Gather all lines in the entries that include the word "Flux".

□ □ □ □

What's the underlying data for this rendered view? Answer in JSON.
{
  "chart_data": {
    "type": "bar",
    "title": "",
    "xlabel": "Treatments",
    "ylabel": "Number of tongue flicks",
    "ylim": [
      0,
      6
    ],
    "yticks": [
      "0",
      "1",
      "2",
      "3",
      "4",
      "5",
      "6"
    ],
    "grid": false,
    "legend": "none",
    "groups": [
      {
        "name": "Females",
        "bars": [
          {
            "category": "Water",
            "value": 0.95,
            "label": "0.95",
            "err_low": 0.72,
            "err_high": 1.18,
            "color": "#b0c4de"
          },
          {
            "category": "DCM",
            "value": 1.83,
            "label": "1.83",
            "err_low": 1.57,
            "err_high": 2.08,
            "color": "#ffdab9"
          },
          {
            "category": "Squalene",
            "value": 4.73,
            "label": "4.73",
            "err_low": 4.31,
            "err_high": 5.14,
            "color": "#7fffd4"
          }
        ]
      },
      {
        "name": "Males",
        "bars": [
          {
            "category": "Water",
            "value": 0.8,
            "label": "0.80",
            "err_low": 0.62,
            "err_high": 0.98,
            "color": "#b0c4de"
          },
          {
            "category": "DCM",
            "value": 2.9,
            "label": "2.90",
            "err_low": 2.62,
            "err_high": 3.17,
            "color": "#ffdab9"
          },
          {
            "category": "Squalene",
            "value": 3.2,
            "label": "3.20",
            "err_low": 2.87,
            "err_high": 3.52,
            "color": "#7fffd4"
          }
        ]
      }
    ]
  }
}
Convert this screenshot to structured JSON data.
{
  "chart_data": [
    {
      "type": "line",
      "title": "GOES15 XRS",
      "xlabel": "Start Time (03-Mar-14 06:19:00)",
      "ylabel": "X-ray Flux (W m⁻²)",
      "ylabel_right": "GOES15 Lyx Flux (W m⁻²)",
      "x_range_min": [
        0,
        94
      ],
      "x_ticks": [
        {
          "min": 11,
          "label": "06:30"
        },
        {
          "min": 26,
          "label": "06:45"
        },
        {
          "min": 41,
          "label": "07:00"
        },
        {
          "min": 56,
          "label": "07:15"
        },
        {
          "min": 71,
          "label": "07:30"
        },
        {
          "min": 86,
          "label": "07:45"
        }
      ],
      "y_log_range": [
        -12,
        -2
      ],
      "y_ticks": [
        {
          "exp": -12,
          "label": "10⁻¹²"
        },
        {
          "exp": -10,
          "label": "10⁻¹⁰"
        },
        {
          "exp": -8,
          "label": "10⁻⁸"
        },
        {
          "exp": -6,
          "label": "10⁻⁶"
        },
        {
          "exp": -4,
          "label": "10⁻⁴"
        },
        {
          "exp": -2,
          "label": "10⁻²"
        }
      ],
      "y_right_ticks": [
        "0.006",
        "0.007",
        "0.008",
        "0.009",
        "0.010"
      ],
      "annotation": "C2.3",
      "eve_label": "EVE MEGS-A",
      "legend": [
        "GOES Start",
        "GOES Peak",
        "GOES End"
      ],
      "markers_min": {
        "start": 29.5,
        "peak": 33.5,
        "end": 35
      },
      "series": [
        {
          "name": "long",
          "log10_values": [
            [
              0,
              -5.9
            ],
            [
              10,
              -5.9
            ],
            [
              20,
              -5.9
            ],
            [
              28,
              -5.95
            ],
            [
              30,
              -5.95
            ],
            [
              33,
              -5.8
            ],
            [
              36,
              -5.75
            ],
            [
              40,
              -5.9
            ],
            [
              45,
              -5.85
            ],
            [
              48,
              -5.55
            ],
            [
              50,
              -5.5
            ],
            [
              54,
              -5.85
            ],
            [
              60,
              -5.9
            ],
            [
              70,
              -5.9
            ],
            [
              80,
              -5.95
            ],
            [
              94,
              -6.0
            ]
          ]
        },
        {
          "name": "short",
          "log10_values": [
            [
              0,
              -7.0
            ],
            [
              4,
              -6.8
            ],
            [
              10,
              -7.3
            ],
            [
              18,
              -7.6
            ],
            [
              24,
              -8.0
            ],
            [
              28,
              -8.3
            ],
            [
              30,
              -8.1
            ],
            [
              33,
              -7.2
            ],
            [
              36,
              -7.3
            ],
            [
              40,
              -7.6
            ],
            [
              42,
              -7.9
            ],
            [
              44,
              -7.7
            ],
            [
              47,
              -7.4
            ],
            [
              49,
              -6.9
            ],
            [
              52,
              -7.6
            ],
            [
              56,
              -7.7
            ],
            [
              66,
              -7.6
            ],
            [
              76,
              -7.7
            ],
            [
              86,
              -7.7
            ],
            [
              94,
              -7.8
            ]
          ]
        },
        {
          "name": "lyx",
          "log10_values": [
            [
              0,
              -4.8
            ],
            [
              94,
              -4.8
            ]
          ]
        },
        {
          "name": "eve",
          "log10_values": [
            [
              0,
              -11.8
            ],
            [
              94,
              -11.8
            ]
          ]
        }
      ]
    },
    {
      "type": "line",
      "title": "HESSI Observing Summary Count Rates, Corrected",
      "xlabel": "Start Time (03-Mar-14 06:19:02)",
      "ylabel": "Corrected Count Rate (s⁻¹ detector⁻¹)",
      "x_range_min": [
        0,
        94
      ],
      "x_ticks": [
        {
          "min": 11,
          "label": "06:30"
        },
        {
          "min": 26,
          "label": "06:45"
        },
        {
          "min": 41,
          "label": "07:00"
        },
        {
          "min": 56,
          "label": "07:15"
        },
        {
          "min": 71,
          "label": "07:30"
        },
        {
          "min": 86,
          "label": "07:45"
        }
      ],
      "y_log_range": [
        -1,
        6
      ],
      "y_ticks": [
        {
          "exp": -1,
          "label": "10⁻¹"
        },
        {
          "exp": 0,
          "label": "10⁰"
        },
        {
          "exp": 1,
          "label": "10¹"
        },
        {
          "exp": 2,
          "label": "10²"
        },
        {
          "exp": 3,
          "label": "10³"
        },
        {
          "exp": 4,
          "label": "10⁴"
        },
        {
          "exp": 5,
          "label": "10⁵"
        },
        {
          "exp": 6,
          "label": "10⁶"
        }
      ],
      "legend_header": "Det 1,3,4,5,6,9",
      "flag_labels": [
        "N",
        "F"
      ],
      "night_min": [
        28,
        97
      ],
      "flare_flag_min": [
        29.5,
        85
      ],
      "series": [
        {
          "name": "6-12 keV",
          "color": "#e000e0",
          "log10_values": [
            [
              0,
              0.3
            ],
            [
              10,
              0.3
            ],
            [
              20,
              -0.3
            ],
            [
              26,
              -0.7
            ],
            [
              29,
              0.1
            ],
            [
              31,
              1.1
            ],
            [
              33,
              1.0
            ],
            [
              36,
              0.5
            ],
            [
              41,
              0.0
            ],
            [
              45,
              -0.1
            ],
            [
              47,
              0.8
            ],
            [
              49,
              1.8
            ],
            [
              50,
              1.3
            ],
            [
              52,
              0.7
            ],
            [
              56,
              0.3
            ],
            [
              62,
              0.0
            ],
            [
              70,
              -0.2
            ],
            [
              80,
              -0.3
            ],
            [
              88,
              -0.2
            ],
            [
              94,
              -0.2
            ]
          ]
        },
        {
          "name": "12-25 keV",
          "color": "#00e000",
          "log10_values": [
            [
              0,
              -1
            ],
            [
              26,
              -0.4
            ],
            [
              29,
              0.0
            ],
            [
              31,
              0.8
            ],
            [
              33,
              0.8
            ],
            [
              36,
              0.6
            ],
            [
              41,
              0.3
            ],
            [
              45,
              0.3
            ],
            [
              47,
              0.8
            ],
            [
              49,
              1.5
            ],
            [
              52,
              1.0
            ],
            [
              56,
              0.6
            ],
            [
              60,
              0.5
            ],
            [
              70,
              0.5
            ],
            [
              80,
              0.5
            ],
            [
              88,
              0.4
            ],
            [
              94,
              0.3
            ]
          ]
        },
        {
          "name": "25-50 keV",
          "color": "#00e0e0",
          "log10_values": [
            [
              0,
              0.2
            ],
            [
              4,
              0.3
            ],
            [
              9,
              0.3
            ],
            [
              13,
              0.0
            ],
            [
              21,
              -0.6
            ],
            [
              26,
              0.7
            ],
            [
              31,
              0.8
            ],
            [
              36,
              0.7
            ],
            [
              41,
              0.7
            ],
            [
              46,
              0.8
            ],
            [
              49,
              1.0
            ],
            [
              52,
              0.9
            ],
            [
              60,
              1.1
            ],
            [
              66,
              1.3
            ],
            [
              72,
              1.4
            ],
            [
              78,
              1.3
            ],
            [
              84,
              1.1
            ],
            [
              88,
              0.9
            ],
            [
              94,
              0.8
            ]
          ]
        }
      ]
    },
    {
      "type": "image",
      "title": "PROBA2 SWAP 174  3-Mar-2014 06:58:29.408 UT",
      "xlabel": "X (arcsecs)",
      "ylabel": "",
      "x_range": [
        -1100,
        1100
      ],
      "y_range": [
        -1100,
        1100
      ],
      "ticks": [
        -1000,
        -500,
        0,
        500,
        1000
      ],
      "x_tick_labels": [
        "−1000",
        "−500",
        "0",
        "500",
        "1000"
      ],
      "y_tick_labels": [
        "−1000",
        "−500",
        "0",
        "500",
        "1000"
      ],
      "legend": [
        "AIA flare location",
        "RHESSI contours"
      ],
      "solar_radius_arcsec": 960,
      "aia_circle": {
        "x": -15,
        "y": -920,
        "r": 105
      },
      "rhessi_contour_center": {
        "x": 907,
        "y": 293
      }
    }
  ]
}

□ □ □ □

§ SOLUTION FOR THIS PROBLEM:
      "ylabel": "X-ray Flux (W m⁻²)",
      "ylabel_right": "GOES15 Lyx Flux (W m⁻²)",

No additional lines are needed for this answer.